— start of Supplied material —

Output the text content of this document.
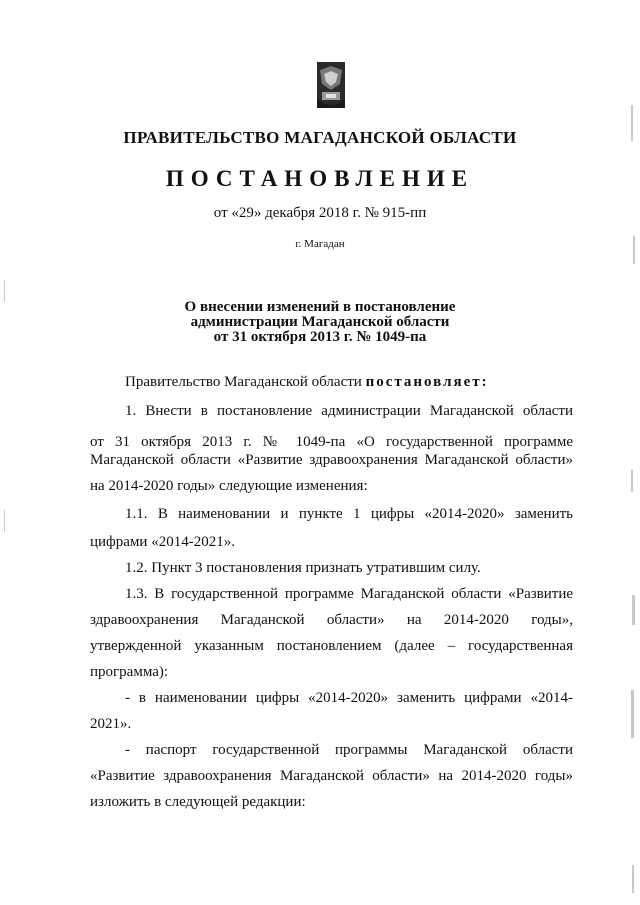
ПРАВИТЕЛЬСТВО МАГАДАНСКОЙ ОБЛАСТИ
ПОСТАНОВЛЕНИЕ
от «29» декабря 2018 г. № 915-пп
г. Магадан
О внесении изменений в постановление
администрации Магаданской области
от 31 октября 2013 г. № 1049-па
Правительство Магаданской области постановляет:
1. Внести в постановление администрации Магаданской области
от 31 октября 2013 г. № 1049-па «О государственной программе
Магаданской области «Развитие здравоохранения Магаданской области»
на 2014-2020 годы» следующие изменения:
1.1. В наименовании и пункте 1 цифры «2014-2020» заменить
цифрами «2014-2021».
1.2. Пункт 3 постановления признать утратившим силу.
1.3. В государственной программе Магаданской области «Развитие
здравоохранения Магаданской области» на 2014-2020 годы»,
утвержденной указанным постановлением (далее – государственная
программа):
- в наименовании цифры «2014-2020» заменить цифрами «2014-
2021».
- паспорт государственной программы Магаданской области
«Развитие здравоохранения Магаданской области» на 2014-2020 годы»
изложить в следующей редакции:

— end of Supplied material —

### Work to be completed
Keep every word of the data as it is when you write it out, but drop the pictures.

### Answer for the task
Output the text content of this document.
ПРАВИТЕЛЬСТВО МАГАДАНСКОЙ ОБЛАСТИ
ПОСТАНОВЛЕНИЕ
от «29» декабря 2018 г. № 915-пп
г. Магадан
О внесении изменений в постановление
администрации Магаданской области
от 31 октября 2013 г. № 1049-па
Правительство Магаданской области постановляет:
1. Внести в постановление администрации Магаданской области
от 31 октября 2013 г. № 1049-па «О государственной программе
Магаданской области «Развитие здравоохранения Магаданской области»
на 2014-2020 годы» следующие изменения:
1.1. В наименовании и пункте 1 цифры «2014-2020» заменить
цифрами «2014-2021».
1.2. Пункт 3 постановления признать утратившим силу.
1.3. В государственной программе Магаданской области «Развитие
здравоохранения Магаданской области» на 2014-2020 годы»,
утвержденной указанным постановлением (далее – государственная
программа):
- в наименовании цифры «2014-2020» заменить цифрами «2014-
2021».
- паспорт государственной программы Магаданской области
«Развитие здравоохранения Магаданской области» на 2014-2020 годы»
изложить в следующей редакции:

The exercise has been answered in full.